SOURCE RECORDS →
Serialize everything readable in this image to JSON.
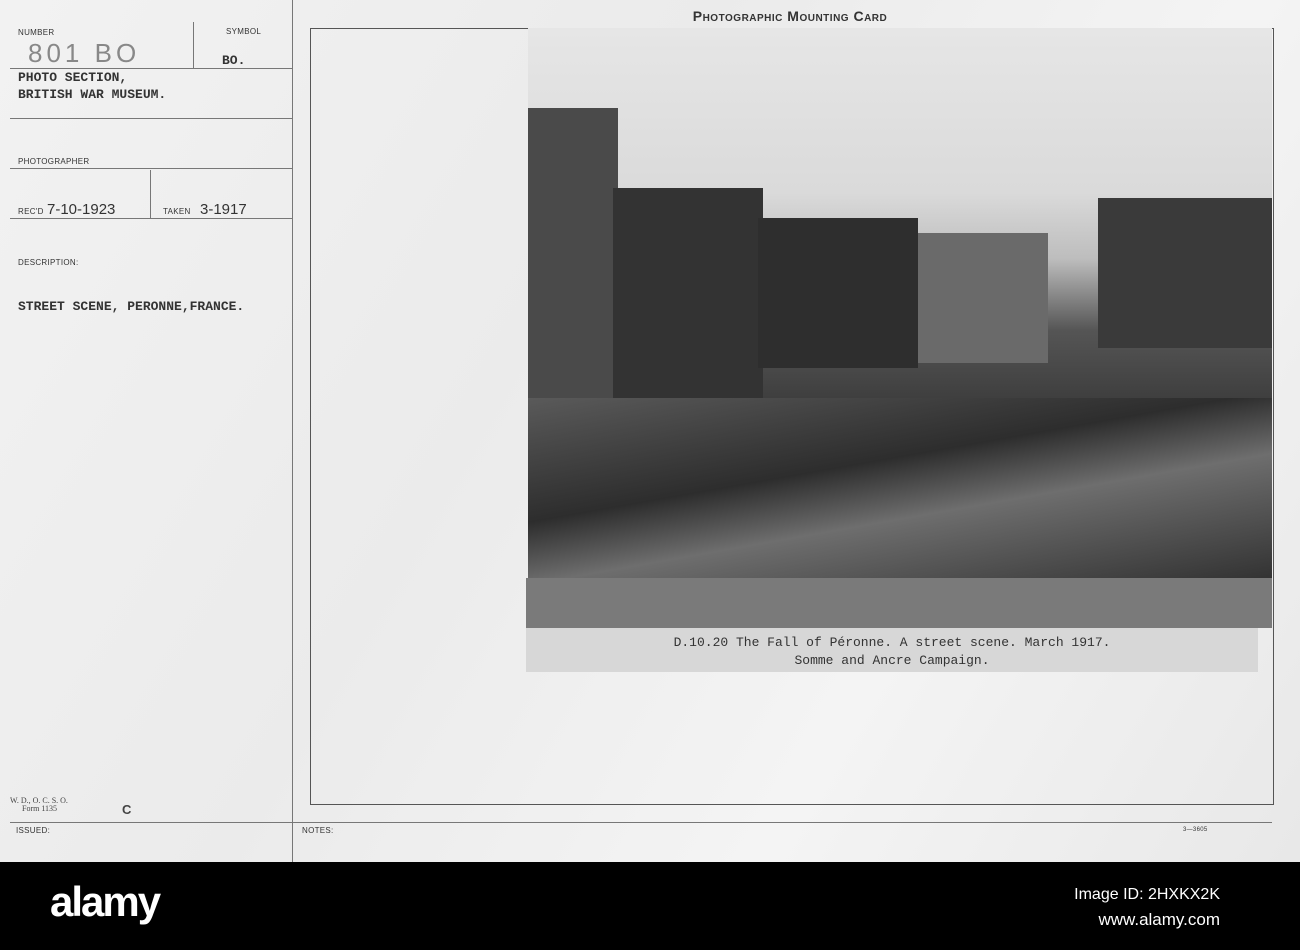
{
  "card": {
    "title": "Photographic Mounting Card",
    "number_label": "NUMBER",
    "number_value": "801 BO",
    "symbol_label": "SYMBOL",
    "symbol_value": "BO.",
    "source_line1": "PHOTO SECTION,",
    "source_line2": "BRITISH WAR MUSEUM.",
    "photographer_label": "PHOTOGRAPHER",
    "recd_label": "REC'D",
    "recd_value": "7-10-1923",
    "taken_label": "TAKEN",
    "taken_value": "3-1917",
    "description_label": "DESCRIPTION:",
    "description_value": "STREET SCENE, PERONNE,FRANCE.",
    "form_line1": "W. D., O. C. S. O.",
    "form_line2": "Form 1135",
    "form_letter": "C",
    "issued_label": "ISSUED:",
    "notes_label": "NOTES:",
    "print_code": "3—3605"
  },
  "photo": {
    "caption_line1": "D.10.20   The Fall of Péronne. A street scene. March 1917.",
    "caption_line2": "Somme and Ancre Campaign."
  },
  "watermark": {
    "logo": "alamy",
    "image_id": "Image ID: 2HXKX2K",
    "url": "www.alamy.com"
  }
}
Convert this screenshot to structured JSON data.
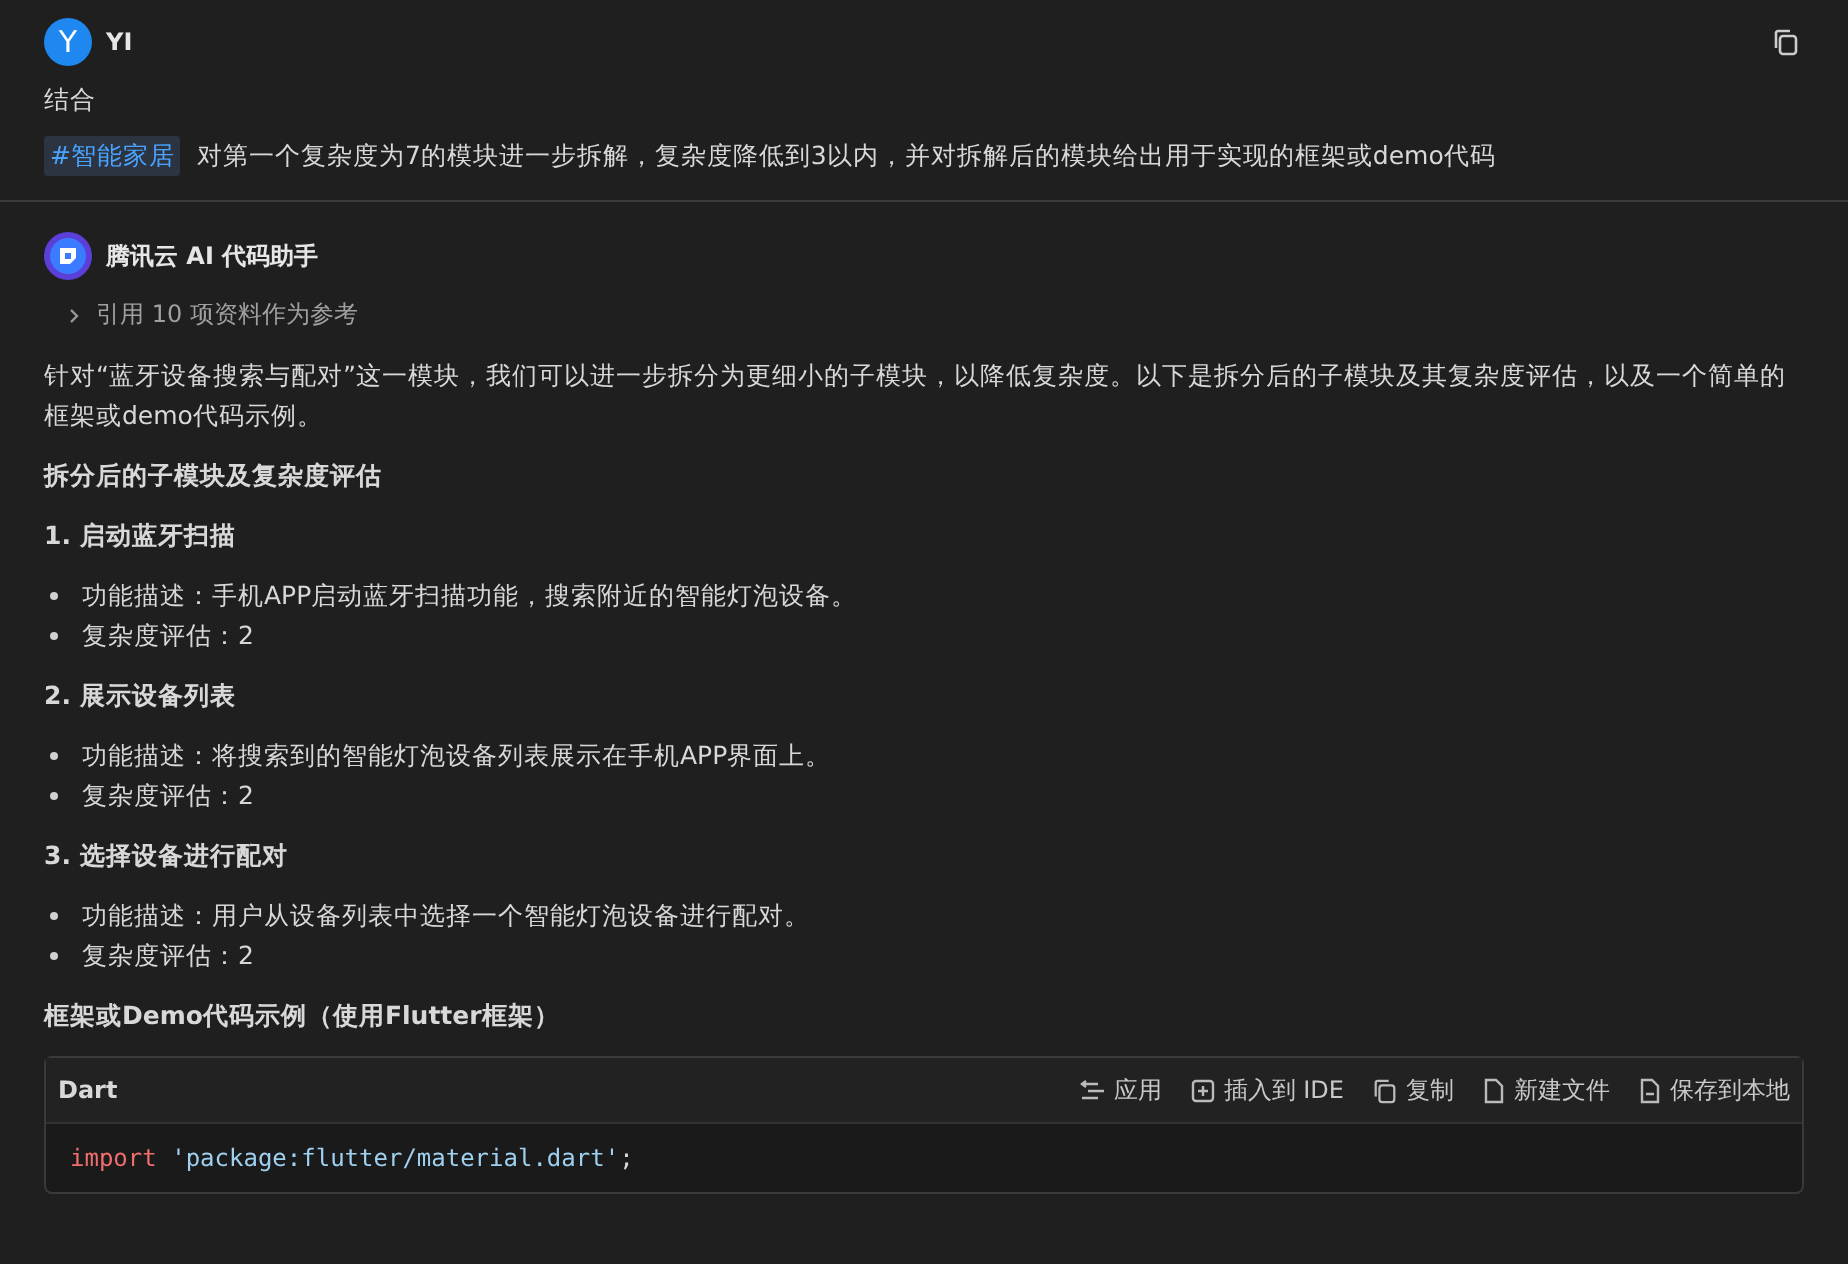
{
  "user_message": {
    "avatar": "Y",
    "name": "YI",
    "lines": [
      "结合"
    ],
    "tag": "#智能家居",
    "text": "对第一个复杂度为7的模块进一步拆解，复杂度降低到3以内，并对拆解后的模块给出用于实现的框架或demo代码"
  },
  "assistant_message": {
    "name": "腾讯云 AI 代码助手",
    "references": {
      "label": "引用 10 项资料作为参考",
      "expanded": false
    },
    "intro": "针对“蓝牙设备搜索与配对”这一模块，我们可以进一步拆分为更细小的子模块，以降低复杂度。以下是拆分后的子模块及其复杂度评估，以及一个简单的框架或demo代码示例。",
    "heading": "拆分后的子模块及复杂度评估",
    "sections": [
      {
        "title": "1. 启动蓝牙扫描",
        "items": [
          "功能描述：手机APP启动蓝牙扫描功能，搜索附近的智能灯泡设备。",
          "复杂度评估：2"
        ]
      },
      {
        "title": "2. 展示设备列表",
        "items": [
          "功能描述：将搜索到的智能灯泡设备列表展示在手机APP界面上。",
          "复杂度评估：2"
        ]
      },
      {
        "title": "3. 选择设备进行配对",
        "items": [
          "功能描述：用户从设备列表中选择一个智能灯泡设备进行配对。",
          "复杂度评估：2"
        ]
      }
    ],
    "code_heading": "框架或Demo代码示例（使用Flutter框架）",
    "code_block": {
      "language": "Dart",
      "actions": [
        {
          "kind": "apply",
          "label": "应用"
        },
        {
          "kind": "insert",
          "label": "插入到 IDE"
        },
        {
          "kind": "copy",
          "label": "复制"
        },
        {
          "kind": "new-file",
          "label": "新建文件"
        },
        {
          "kind": "save",
          "label": "保存到本地"
        }
      ],
      "lines": [
        [
          {
            "kind": "keyword",
            "text": "import"
          },
          {
            "kind": "string",
            "text": "'package:flutter/material.dart'"
          },
          {
            "kind": "plain",
            "text": ";"
          }
        ]
      ]
    }
  }
}
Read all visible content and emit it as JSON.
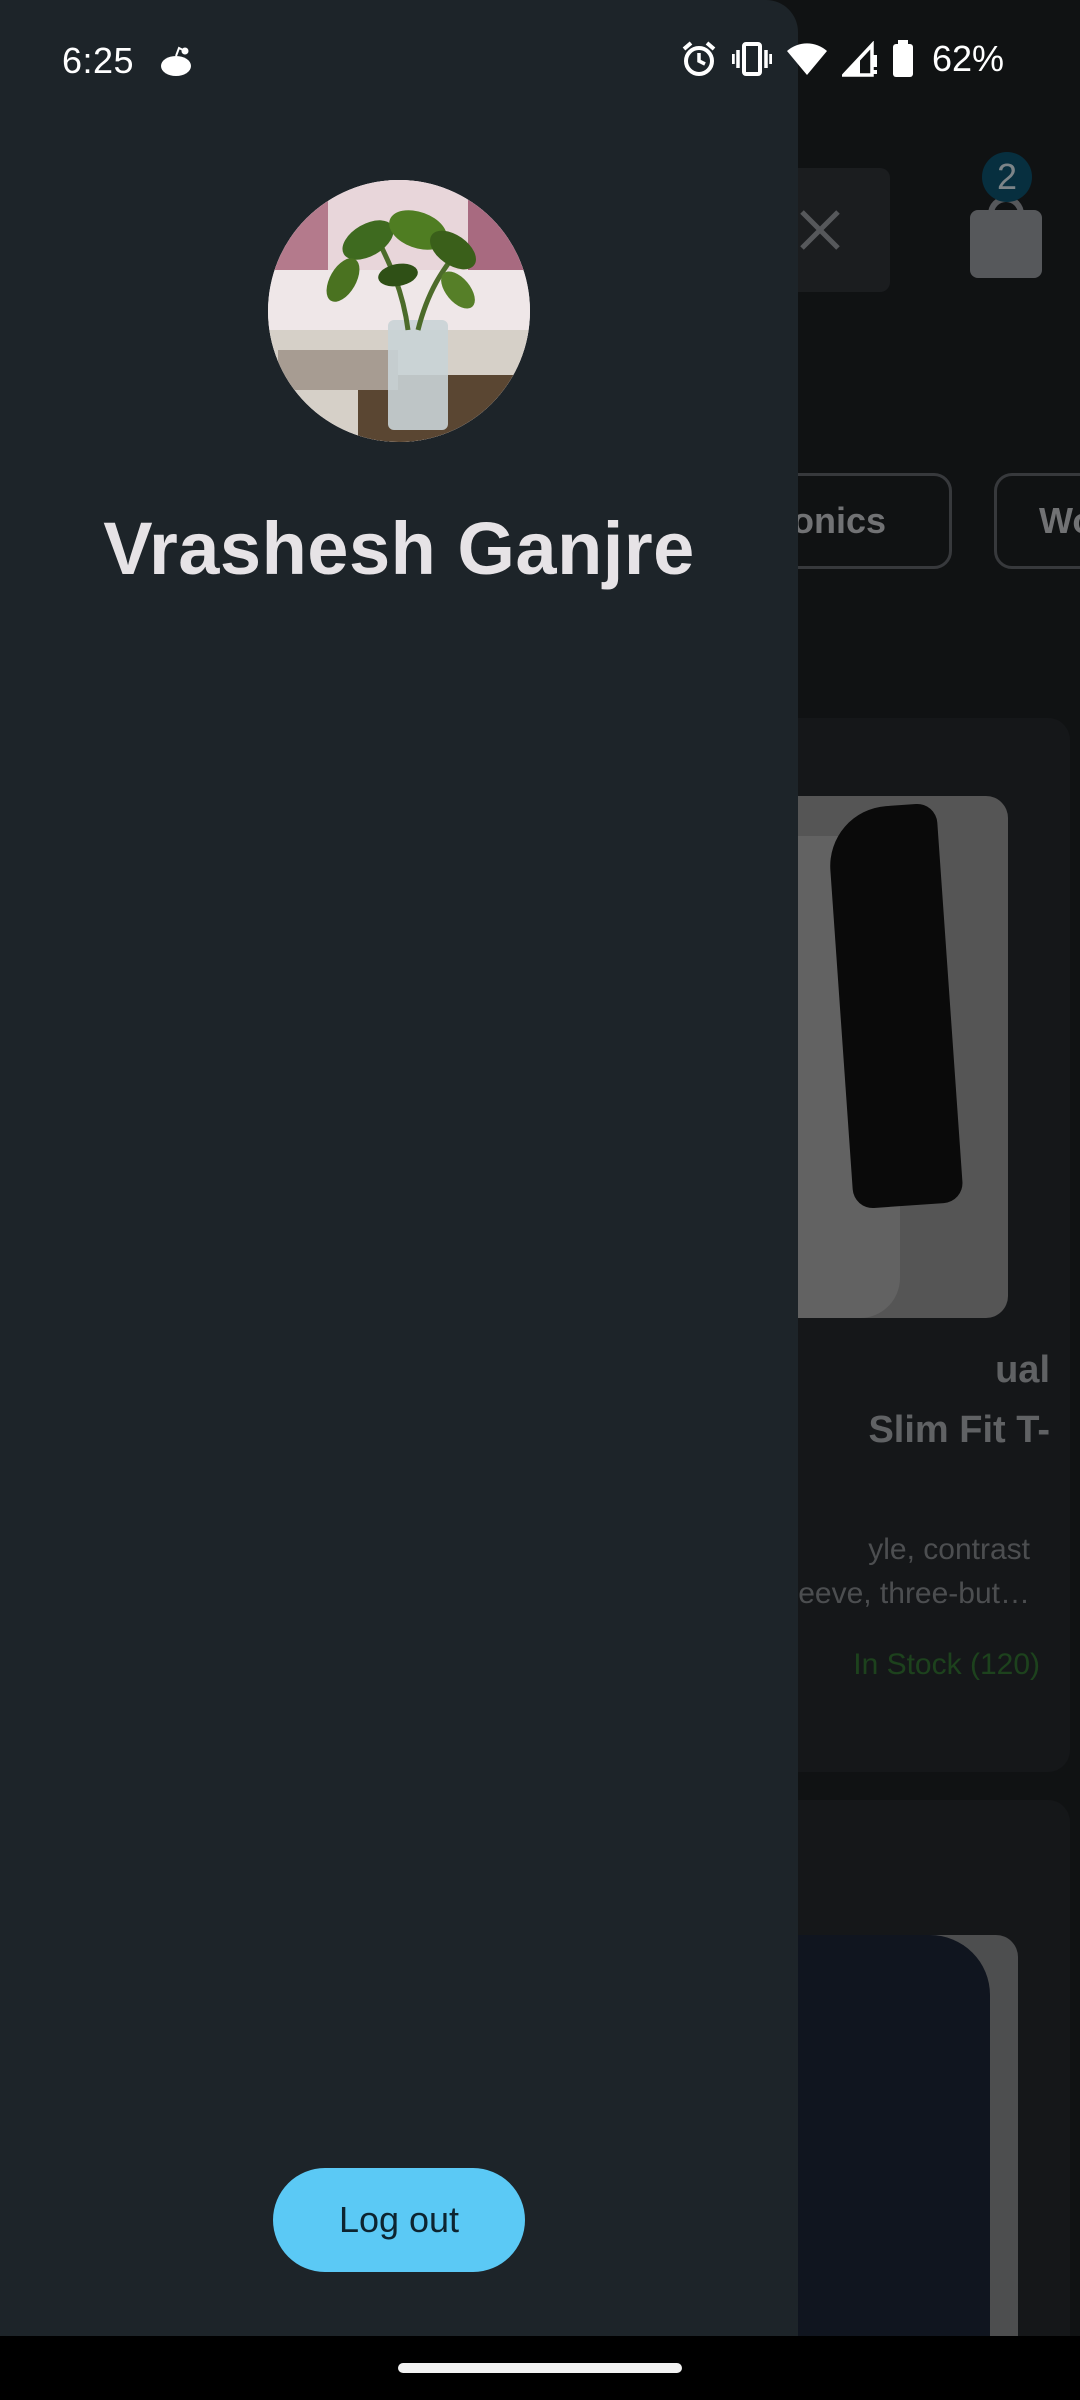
{
  "status_bar": {
    "time": "6:25",
    "battery": "62%",
    "icons": [
      "reddit-icon",
      "alarm-icon",
      "vibrate-icon",
      "wifi-icon",
      "cellular-signal-icon",
      "battery-icon"
    ]
  },
  "drawer": {
    "user_name": "Vrashesh Ganjre",
    "logout_label": "Log out",
    "accent_color": "#5bc9f5"
  },
  "background_app": {
    "cart_count": "2",
    "categories": [
      "tronics",
      "Wo"
    ],
    "product_1": {
      "title": "ual\nSlim Fit T-",
      "description": "yle, contrast\neeve, three-but…",
      "stock": "In Stock (120)"
    }
  }
}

WRITTEN TASK → All the lines above are to be given again exactly as they read, with the pictures removed.

EXERCISE OUTPUT →
Serialize everything readable in this image to JSON.
{
  "card": {
    "title": "Photographic Mounting Card",
    "number_label": "NUMBER",
    "number_value": "801 BO",
    "symbol_label": "SYMBOL",
    "symbol_value": "BO.",
    "source_line1": "PHOTO SECTION,",
    "source_line2": "BRITISH WAR MUSEUM.",
    "photographer_label": "PHOTOGRAPHER",
    "recd_label": "REC'D",
    "recd_value": "7-10-1923",
    "taken_label": "TAKEN",
    "taken_value": "3-1917",
    "description_label": "DESCRIPTION:",
    "description_value": "STREET SCENE, PERONNE,FRANCE.",
    "form_line1": "W. D., O. C. S. O.",
    "form_line2": "Form 1135",
    "form_letter": "C",
    "issued_label": "ISSUED:",
    "notes_label": "NOTES:",
    "print_code": "3—3605"
  },
  "photo": {
    "caption_line1": "D.10.20   The Fall of Péronne. A street scene. March 1917.",
    "caption_line2": "Somme and Ancre Campaign."
  },
  "watermark": {
    "logo": "alamy",
    "image_id": "Image ID: 2HXKX2K",
    "url": "www.alamy.com"
  }
}
Convert this screenshot to structured JSON data.
{
  "user_message": {
    "avatar": "Y",
    "name": "YI",
    "lines": [
      "结合"
    ],
    "tag": "#智能家居",
    "text": "对第一个复杂度为7的模块进一步拆解，复杂度降低到3以内，并对拆解后的模块给出用于实现的框架或demo代码"
  },
  "assistant_message": {
    "name": "腾讯云 AI 代码助手",
    "references": {
      "label": "引用 10 项资料作为参考",
      "expanded": false
    },
    "intro": "针对“蓝牙设备搜索与配对”这一模块，我们可以进一步拆分为更细小的子模块，以降低复杂度。以下是拆分后的子模块及其复杂度评估，以及一个简单的框架或demo代码示例。",
    "heading": "拆分后的子模块及复杂度评估",
    "sections": [
      {
        "title": "1. 启动蓝牙扫描",
        "items": [
          "功能描述：手机APP启动蓝牙扫描功能，搜索附近的智能灯泡设备。",
          "复杂度评估：2"
        ]
      },
      {
        "title": "2. 展示设备列表",
        "items": [
          "功能描述：将搜索到的智能灯泡设备列表展示在手机APP界面上。",
          "复杂度评估：2"
        ]
      },
      {
        "title": "3. 选择设备进行配对",
        "items": [
          "功能描述：用户从设备列表中选择一个智能灯泡设备进行配对。",
          "复杂度评估：2"
        ]
      }
    ],
    "code_heading": "框架或Demo代码示例（使用Flutter框架）",
    "code_block": {
      "language": "Dart",
      "actions": [
        {
          "kind": "apply",
          "label": "应用"
        },
        {
          "kind": "insert",
          "label": "插入到 IDE"
        },
        {
          "kind": "copy",
          "label": "复制"
        },
        {
          "kind": "new-file",
          "label": "新建文件"
        },
        {
          "kind": "save",
          "label": "保存到本地"
        }
      ],
      "lines": [
        [
          {
            "kind": "keyword",
            "text": "import"
          },
          {
            "kind": "string",
            "text": "'package:flutter/material.dart'"
          },
          {
            "kind": "plain",
            "text": ";"
          }
        ]
      ]
    }
  }
}
Read all visible content and emit it as JSON.
{
  "status_bar": {
    "time": "6:25",
    "battery": "62%",
    "icons": [
      "reddit-icon",
      "alarm-icon",
      "vibrate-icon",
      "wifi-icon",
      "cellular-signal-icon",
      "battery-icon"
    ]
  },
  "drawer": {
    "user_name": "Vrashesh Ganjre",
    "logout_label": "Log out",
    "accent_color": "#5bc9f5"
  },
  "background_app": {
    "cart_count": "2",
    "categories": [
      "tronics",
      "Wo"
    ],
    "product_1": {
      "title": "ual\nSlim Fit T-",
      "description": "yle, contrast\neeve, three-but…",
      "stock": "In Stock (120)"
    }
  }
}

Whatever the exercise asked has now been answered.